_DATASET RECORDS:_
◆ ◆ ◆ ◆

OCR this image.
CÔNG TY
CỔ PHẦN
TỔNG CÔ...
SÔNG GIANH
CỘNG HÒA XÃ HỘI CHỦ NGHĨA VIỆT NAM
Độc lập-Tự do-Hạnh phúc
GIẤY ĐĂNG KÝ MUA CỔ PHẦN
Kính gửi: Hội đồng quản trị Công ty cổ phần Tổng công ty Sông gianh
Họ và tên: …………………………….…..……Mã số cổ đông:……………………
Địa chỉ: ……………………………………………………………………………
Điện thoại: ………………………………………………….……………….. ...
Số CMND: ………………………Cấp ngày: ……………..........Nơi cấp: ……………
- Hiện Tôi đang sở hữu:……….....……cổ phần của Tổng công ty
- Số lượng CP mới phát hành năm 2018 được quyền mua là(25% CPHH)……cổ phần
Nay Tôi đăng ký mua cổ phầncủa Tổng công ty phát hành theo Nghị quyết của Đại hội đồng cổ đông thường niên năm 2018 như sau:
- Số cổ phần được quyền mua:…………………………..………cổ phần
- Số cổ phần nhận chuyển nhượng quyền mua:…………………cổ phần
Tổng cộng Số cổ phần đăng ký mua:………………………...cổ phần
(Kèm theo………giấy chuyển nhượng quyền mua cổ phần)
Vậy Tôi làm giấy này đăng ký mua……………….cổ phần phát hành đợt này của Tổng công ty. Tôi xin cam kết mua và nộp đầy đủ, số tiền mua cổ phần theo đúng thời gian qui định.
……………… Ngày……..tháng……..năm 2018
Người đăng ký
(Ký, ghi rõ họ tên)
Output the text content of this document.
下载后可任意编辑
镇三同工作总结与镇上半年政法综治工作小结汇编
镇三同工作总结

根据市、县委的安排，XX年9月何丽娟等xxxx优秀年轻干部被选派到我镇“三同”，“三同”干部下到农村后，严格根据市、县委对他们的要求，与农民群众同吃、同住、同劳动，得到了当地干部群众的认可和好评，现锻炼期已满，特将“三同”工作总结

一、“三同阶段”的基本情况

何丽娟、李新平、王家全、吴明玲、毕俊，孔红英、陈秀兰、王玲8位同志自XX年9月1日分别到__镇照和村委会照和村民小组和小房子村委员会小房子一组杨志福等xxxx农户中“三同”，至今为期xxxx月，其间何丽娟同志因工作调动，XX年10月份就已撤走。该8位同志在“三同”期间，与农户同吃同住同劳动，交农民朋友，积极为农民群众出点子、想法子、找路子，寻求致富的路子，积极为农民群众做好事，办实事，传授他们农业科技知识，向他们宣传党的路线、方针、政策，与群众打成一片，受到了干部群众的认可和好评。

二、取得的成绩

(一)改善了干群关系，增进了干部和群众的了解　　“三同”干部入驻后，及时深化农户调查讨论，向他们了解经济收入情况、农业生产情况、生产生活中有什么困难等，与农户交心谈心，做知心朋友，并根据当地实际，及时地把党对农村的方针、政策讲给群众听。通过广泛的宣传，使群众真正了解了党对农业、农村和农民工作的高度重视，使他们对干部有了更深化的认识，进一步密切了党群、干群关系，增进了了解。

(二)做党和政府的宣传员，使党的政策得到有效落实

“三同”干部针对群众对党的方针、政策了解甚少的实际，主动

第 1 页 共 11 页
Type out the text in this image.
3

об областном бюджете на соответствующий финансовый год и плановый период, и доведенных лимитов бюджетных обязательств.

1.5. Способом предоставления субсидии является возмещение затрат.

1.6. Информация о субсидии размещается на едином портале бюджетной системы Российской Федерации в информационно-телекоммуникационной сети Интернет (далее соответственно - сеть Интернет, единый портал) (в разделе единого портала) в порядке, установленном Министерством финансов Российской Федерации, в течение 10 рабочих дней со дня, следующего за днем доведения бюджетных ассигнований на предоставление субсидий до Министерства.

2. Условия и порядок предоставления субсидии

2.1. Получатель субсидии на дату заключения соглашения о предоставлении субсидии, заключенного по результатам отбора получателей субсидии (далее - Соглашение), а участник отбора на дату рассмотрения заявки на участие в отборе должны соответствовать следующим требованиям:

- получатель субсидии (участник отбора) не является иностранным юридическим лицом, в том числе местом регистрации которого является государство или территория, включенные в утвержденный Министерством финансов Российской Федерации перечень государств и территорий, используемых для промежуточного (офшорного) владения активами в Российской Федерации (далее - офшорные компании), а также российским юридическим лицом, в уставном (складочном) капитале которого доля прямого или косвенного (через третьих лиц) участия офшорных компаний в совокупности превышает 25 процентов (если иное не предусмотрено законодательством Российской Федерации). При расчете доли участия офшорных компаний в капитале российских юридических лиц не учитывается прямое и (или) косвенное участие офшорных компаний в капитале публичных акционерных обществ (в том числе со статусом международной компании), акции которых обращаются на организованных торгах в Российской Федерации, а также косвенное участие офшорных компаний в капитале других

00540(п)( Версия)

◆ ◆ ◆ ◆

Copy the records above exactly.

OCR this image.
CÔNG TY
CỔ PHẦN
TỔNG CÔ...
SÔNG GIANH
CỘNG HÒA XÃ HỘI CHỦ NGHĨA VIỆT NAM
Độc lập-Tự do-Hạnh phúc
GIẤY ĐĂNG KÝ MUA CỔ PHẦN
Kính gửi: Hội đồng quản trị Công ty cổ phần Tổng công ty Sông gianh
Họ và tên: …………………………….…..……Mã số cổ đông:……………………
Địa chỉ: ……………………………………………………………………………
Điện thoại: ………………………………………………….……………….. ...
Số CMND: ………………………Cấp ngày: ……………..........Nơi cấp: ……………
- Hiện Tôi đang sở hữu:……….....……cổ phần của Tổng công ty
- Số lượng CP mới phát hành năm 2018 được quyền mua là(25% CPHH)……cổ phần
Nay Tôi đăng ký mua cổ phầncủa Tổng công ty phát hành theo Nghị quyết của Đại hội đồng cổ đông thường niên năm 2018 như sau:
- Số cổ phần được quyền mua:…………………………..………cổ phần
- Số cổ phần nhận chuyển nhượng quyền mua:…………………cổ phần
Tổng cộng Số cổ phần đăng ký mua:………………………...cổ phần
(Kèm theo………giấy chuyển nhượng quyền mua cổ phần)
Vậy Tôi làm giấy này đăng ký mua……………….cổ phần phát hành đợt này của Tổng công ty. Tôi xin cam kết mua và nộp đầy đủ, số tiền mua cổ phần theo đúng thời gian qui định.
……………… Ngày……..tháng……..năm 2018
Người đăng ký
(Ký, ghi rõ họ tên)
Output the text content of this document.
下载后可任意编辑
镇三同工作总结与镇上半年政法综治工作小结汇编
镇三同工作总结

根据市、县委的安排，XX年9月何丽娟等xxxx优秀年轻干部被选派到我镇“三同”，“三同”干部下到农村后，严格根据市、县委对他们的要求，与农民群众同吃、同住、同劳动，得到了当地干部群众的认可和好评，现锻炼期已满，特将“三同”工作总结

一、“三同阶段”的基本情况

何丽娟、李新平、王家全、吴明玲、毕俊，孔红英、陈秀兰、王玲8位同志自XX年9月1日分别到__镇照和村委会照和村民小组和小房子村委员会小房子一组杨志福等xxxx农户中“三同”，至今为期xxxx月，其间何丽娟同志因工作调动，XX年10月份就已撤走。该8位同志在“三同”期间，与农户同吃同住同劳动，交农民朋友，积极为农民群众出点子、想法子、找路子，寻求致富的路子，积极为农民群众做好事，办实事，传授他们农业科技知识，向他们宣传党的路线、方针、政策，与群众打成一片，受到了干部群众的认可和好评。

二、取得的成绩

(一)改善了干群关系，增进了干部和群众的了解　　“三同”干部入驻后，及时深化农户调查讨论，向他们了解经济收入情况、农业生产情况、生产生活中有什么困难等，与农户交心谈心，做知心朋友，并根据当地实际，及时地把党对农村的方针、政策讲给群众听。通过广泛的宣传，使群众真正了解了党对农业、农村和农民工作的高度重视，使他们对干部有了更深化的认识，进一步密切了党群、干群关系，增进了了解。

(二)做党和政府的宣传员，使党的政策得到有效落实

“三同”干部针对群众对党的方针、政策了解甚少的实际，主动

第 1 页 共 11 页
Type out the text in this image.
3

об областном бюджете на соответствующий финансовый год и плановый период, и доведенных лимитов бюджетных обязательств.

1.5. Способом предоставления субсидии является возмещение затрат.

1.6. Информация о субсидии размещается на едином портале бюджетной системы Российской Федерации в информационно-телекоммуникационной сети Интернет (далее соответственно - сеть Интернет, единый портал) (в разделе единого портала) в порядке, установленном Министерством финансов Российской Федерации, в течение 10 рабочих дней со дня, следующего за днем доведения бюджетных ассигнований на предоставление субсидий до Министерства.

2. Условия и порядок предоставления субсидии

2.1. Получатель субсидии на дату заключения соглашения о предоставлении субсидии, заключенного по результатам отбора получателей субсидии (далее - Соглашение), а участник отбора на дату рассмотрения заявки на участие в отборе должны соответствовать следующим требованиям:

- получатель субсидии (участник отбора) не является иностранным юридическим лицом, в том числе местом регистрации которого является государство или территория, включенные в утвержденный Министерством финансов Российской Федерации перечень государств и территорий, используемых для промежуточного (офшорного) владения активами в Российской Федерации (далее - офшорные компании), а также российским юридическим лицом, в уставном (складочном) капитале которого доля прямого или косвенного (через третьих лиц) участия офшорных компаний в совокупности превышает 25 процентов (если иное не предусмотрено законодательством Российской Федерации). При расчете доли участия офшорных компаний в капитале российских юридических лиц не учитывается прямое и (или) косвенное участие офшорных компаний в капитале публичных акционерных обществ (в том числе со статусом международной компании), акции которых обращаются на организованных торгах в Российской Федерации, а также косвенное участие офшорных компаний в капитале других

00540(п)( Версия)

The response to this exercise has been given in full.